- Dataset items:
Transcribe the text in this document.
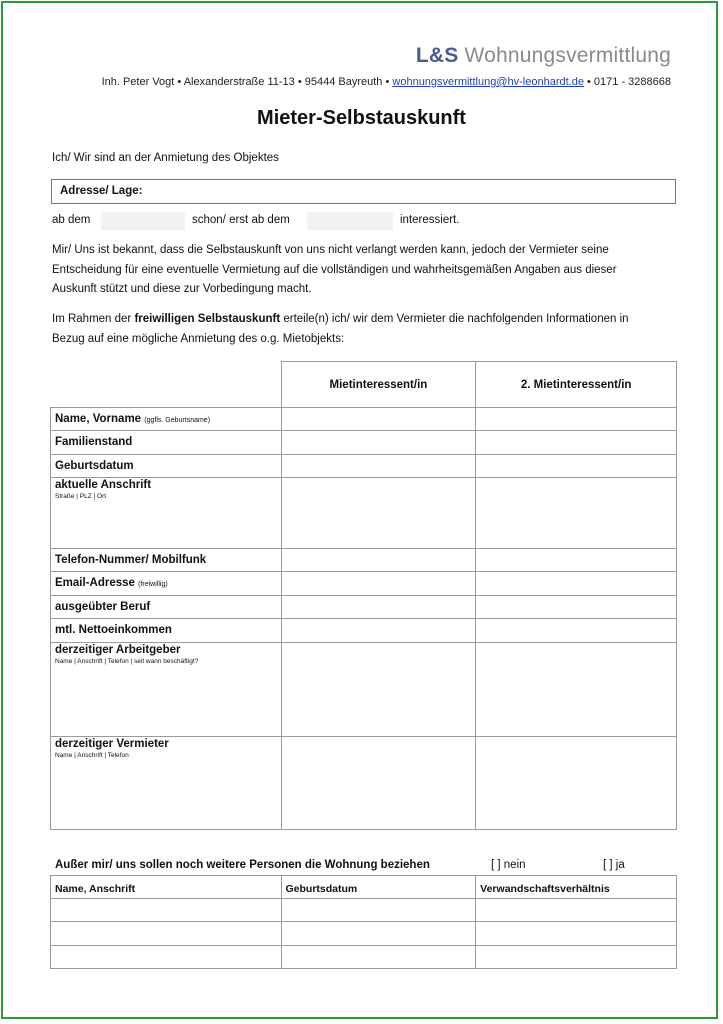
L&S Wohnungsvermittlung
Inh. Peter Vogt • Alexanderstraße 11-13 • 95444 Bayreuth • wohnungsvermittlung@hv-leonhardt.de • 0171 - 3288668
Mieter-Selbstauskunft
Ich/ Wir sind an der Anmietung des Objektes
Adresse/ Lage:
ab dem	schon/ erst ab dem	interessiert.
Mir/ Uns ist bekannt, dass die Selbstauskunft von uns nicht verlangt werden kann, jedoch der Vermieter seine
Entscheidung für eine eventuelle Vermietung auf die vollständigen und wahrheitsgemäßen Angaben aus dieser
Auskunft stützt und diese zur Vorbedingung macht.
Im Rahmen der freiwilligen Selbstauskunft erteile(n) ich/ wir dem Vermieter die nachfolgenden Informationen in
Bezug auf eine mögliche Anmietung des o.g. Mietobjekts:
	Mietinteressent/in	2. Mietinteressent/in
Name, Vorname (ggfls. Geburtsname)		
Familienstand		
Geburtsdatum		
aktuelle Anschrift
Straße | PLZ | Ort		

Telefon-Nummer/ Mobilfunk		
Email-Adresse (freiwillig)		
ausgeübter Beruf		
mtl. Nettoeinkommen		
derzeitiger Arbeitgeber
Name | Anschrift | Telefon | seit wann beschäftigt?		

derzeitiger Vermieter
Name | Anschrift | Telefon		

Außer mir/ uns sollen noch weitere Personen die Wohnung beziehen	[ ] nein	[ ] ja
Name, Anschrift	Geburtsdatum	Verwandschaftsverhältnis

- GIVEN PROBLEM:
Copy out every line in the entries above that holds "Name".

- ANSWER BELOW:
Name, Vorname (ggfls. Geburtsname)		
Name | Anschrift | Telefon | seit wann beschäftigt?		
Name | Anschrift | Telefon		
Name, Anschrift	Geburtsdatum	Verwandschaftsverhältnis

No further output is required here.